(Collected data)
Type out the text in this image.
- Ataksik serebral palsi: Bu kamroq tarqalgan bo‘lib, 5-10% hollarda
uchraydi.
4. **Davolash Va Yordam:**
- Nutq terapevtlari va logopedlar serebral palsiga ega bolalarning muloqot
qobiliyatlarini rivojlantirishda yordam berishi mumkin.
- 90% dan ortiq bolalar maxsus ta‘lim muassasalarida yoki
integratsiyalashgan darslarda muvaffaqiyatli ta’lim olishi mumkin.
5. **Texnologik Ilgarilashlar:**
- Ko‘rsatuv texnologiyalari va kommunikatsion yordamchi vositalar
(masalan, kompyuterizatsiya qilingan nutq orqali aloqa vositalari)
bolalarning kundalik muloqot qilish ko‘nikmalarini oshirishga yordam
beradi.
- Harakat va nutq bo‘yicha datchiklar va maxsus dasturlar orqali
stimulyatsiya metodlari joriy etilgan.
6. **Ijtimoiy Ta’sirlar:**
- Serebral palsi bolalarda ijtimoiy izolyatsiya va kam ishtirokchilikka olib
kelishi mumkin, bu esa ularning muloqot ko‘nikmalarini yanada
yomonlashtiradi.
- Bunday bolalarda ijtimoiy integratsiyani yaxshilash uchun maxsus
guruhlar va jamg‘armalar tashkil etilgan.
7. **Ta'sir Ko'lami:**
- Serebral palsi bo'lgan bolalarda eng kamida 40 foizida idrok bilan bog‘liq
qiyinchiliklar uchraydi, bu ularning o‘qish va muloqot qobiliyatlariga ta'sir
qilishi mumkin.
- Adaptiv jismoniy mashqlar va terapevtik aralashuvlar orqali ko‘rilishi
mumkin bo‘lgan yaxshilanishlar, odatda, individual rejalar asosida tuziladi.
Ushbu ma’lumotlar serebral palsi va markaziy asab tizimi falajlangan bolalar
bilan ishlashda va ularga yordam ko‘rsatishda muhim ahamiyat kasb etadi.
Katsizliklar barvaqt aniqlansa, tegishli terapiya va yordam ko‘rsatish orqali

§ **Your instructions**:
List the lines of the records where "orqali" occurs.

§ **Solution to this exercise**:
(masalan, kompyuterizatsiya qilingan nutq orqali aloqa vositalari)
- Harakat va nutq bo‘yicha datchiklar va maxsus dasturlar orqali
- Adaptiv jismoniy mashqlar va terapevtik aralashuvlar orqali ko‘rilishi
Katsizliklar barvaqt aniqlansa, tegishli terapiya va yordam ko‘rsatish orqali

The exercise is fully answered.